# start of DATASET RECORDS

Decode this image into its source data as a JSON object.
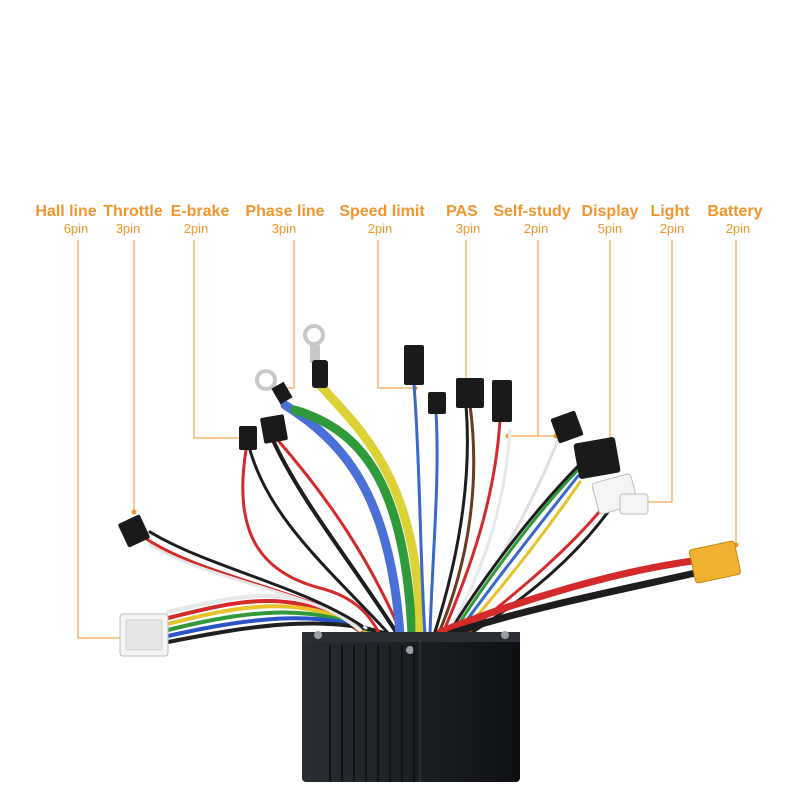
{
  "colors": {
    "label": "#f0962e",
    "leader": "#f0962e",
    "controller_body": "#1c1f24",
    "controller_fin": "#0f1114",
    "connector_black": "#1a1a1a",
    "connector_white": "#f4f4f4",
    "connector_yellow": "#f0b030"
  },
  "connectors": [
    {
      "name": "Hall line",
      "pins": "6pin",
      "connector_color": "white"
    },
    {
      "name": "Throttle",
      "pins": "3pin",
      "connector_color": "black"
    },
    {
      "name": "E-brake",
      "pins": "2pin",
      "connector_color": "black"
    },
    {
      "name": "Phase line",
      "pins": "3pin",
      "connector_color": "ring-terminal"
    },
    {
      "name": "Speed limit",
      "pins": "2pin",
      "connector_color": "black"
    },
    {
      "name": "PAS",
      "pins": "3pin",
      "connector_color": "black"
    },
    {
      "name": "Self-study",
      "pins": "2pin",
      "connector_color": "black"
    },
    {
      "name": "Display",
      "pins": "5pin",
      "connector_color": "black"
    },
    {
      "name": "Light",
      "pins": "2pin",
      "connector_color": "white"
    },
    {
      "name": "Battery",
      "pins": "2pin",
      "connector_color": "yellow"
    }
  ]
}
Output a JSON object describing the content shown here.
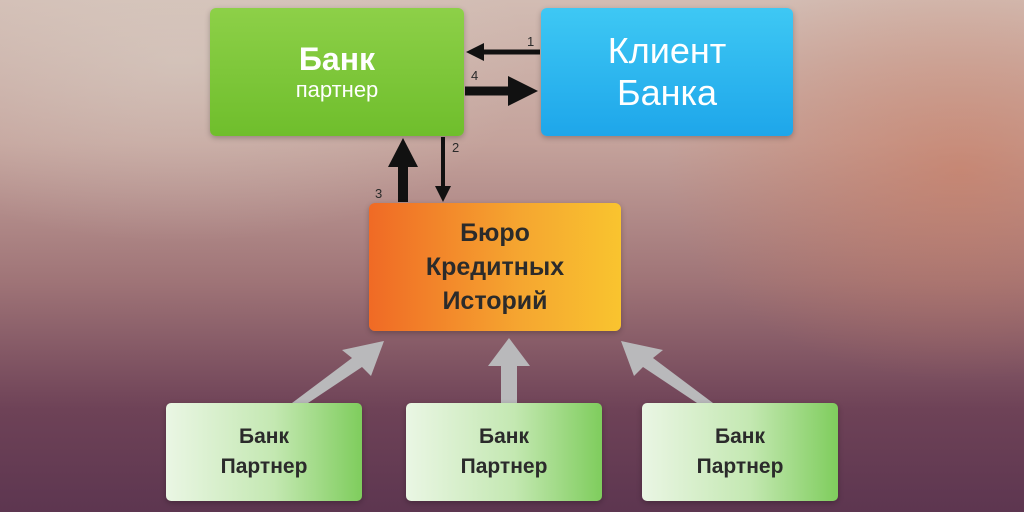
{
  "main_bank": {
    "line1": "Банк",
    "line2": "партнер"
  },
  "client": {
    "line1": "Клиент",
    "line2": "Банка"
  },
  "bureau": {
    "line1": "Бюро",
    "line2": "Кредитных",
    "line3": "Историй"
  },
  "partners": [
    {
      "line1": "Банк",
      "line2": "Партнер"
    },
    {
      "line1": "Банк",
      "line2": "Партнер"
    },
    {
      "line1": "Банк",
      "line2": "Партнер"
    }
  ],
  "steps": {
    "s1": "1",
    "s2": "2",
    "s3": "3",
    "s4": "4"
  }
}
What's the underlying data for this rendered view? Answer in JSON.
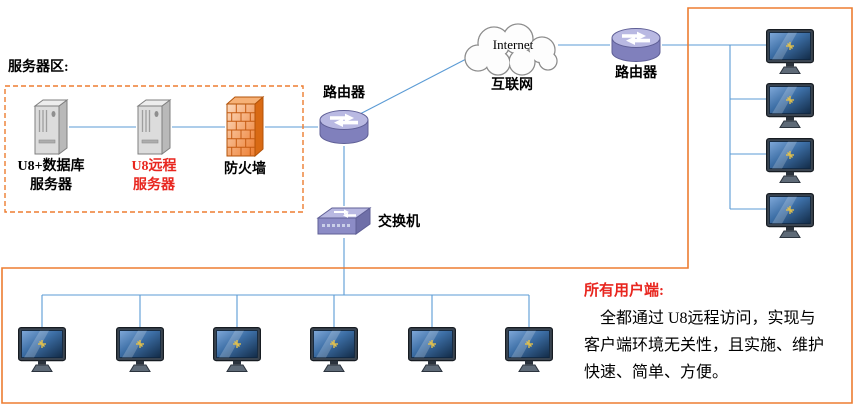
{
  "colors": {
    "accent_orange": "#ED7D31",
    "wire_blue": "#5B9BD5",
    "highlight_red": "#FF0000",
    "screen_blue": "#2E5A96"
  },
  "server_area": {
    "title": "服务器区:",
    "db_server": {
      "line1": "U8+数据库",
      "line2": "服务器"
    },
    "remote_server": {
      "line1": "U8远程",
      "line2": "服务器"
    },
    "firewall_label": "防火墙"
  },
  "network": {
    "router_left_label": "路由器",
    "internet_label": "Internet",
    "internet_caption": "互联网",
    "router_right_label": "路由器",
    "switch_label": "交换机"
  },
  "clients": {
    "right_monitor_count": 4,
    "bottom_monitor_count": 6
  },
  "note": {
    "title": "所有用户端:",
    "lines": [
      "全都通过 U8远程访问，实现与",
      "客户端环境无关性，且实施、维护",
      "快速、简单、方便。"
    ]
  }
}
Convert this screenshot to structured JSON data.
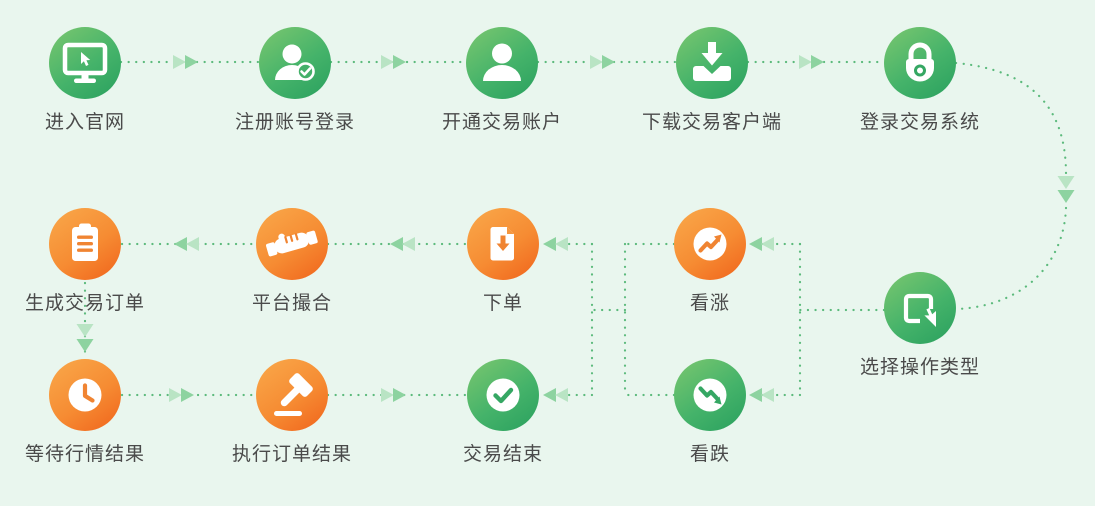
{
  "diagram_title": "trading-process-flow",
  "colors": {
    "background": "#e9f6ee",
    "label_text": "#4a4a4a",
    "green_circle_start": "#7bc76f",
    "green_circle_end": "#29a05e",
    "orange_circle_start": "#f9a94b",
    "orange_circle_end": "#f0631b",
    "dot_line": "#5cba7c",
    "arrow_light": "#b9e4c4",
    "arrow_dark": "#8dd3a0",
    "icon_orange_accent": "#f08432",
    "icon_green_accent": "#35a763"
  },
  "nodes": [
    {
      "id": "enter-website",
      "label": "进入官网",
      "icon": "monitor-icon",
      "color": "green"
    },
    {
      "id": "register-login",
      "label": "注册账号登录",
      "icon": "user-check-icon",
      "color": "green"
    },
    {
      "id": "open-account",
      "label": "开通交易账户",
      "icon": "user-icon",
      "color": "green"
    },
    {
      "id": "download-client",
      "label": "下载交易客户端",
      "icon": "download-icon",
      "color": "green"
    },
    {
      "id": "login-system",
      "label": "登录交易系统",
      "icon": "lock-icon",
      "color": "green"
    },
    {
      "id": "choose-operation",
      "label": "选择操作类型",
      "icon": "select-click-icon",
      "color": "green"
    },
    {
      "id": "bullish",
      "label": "看涨",
      "icon": "trend-up-icon",
      "color": "orange"
    },
    {
      "id": "bearish",
      "label": "看跌",
      "icon": "trend-down-icon",
      "color": "green"
    },
    {
      "id": "place-order",
      "label": "下单",
      "icon": "order-document-icon",
      "color": "orange"
    },
    {
      "id": "platform-match",
      "label": "平台撮合",
      "icon": "handshake-icon",
      "color": "orange"
    },
    {
      "id": "generate-order",
      "label": "生成交易订单",
      "icon": "clipboard-icon",
      "color": "orange"
    },
    {
      "id": "wait-result",
      "label": "等待行情结果",
      "icon": "clock-icon",
      "color": "orange"
    },
    {
      "id": "execute-order",
      "label": "执行订单结果",
      "icon": "gavel-icon",
      "color": "orange"
    },
    {
      "id": "trade-end",
      "label": "交易结束",
      "icon": "check-circle-icon",
      "color": "green"
    }
  ],
  "flow": [
    {
      "from": "enter-website",
      "to": "register-login"
    },
    {
      "from": "register-login",
      "to": "open-account"
    },
    {
      "from": "open-account",
      "to": "download-client"
    },
    {
      "from": "download-client",
      "to": "login-system"
    },
    {
      "from": "login-system",
      "to": "choose-operation"
    },
    {
      "from": "choose-operation",
      "to": "bullish"
    },
    {
      "from": "choose-operation",
      "to": "bearish"
    },
    {
      "from": "bullish / bearish",
      "to": "place-order"
    },
    {
      "from": "place-order",
      "to": "platform-match"
    },
    {
      "from": "platform-match",
      "to": "generate-order"
    },
    {
      "from": "generate-order",
      "to": "wait-result"
    },
    {
      "from": "wait-result",
      "to": "execute-order"
    },
    {
      "from": "execute-order",
      "to": "trade-end"
    },
    {
      "from": "bullish / bearish",
      "to": "trade-end"
    }
  ]
}
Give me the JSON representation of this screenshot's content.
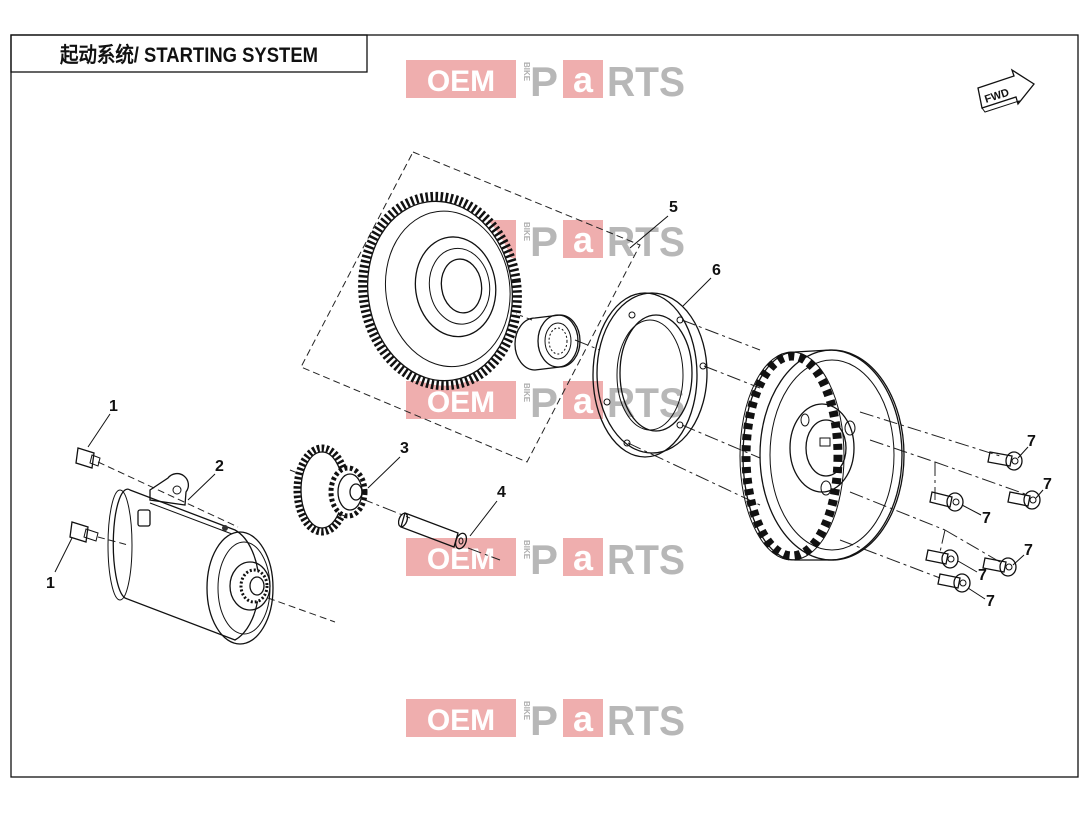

# end of DATASET RECORDS

• **TASK GOAL**
Report how many lines in this data include the string "bearish", and nothing else.

• **EXERCISE ANSWER**
4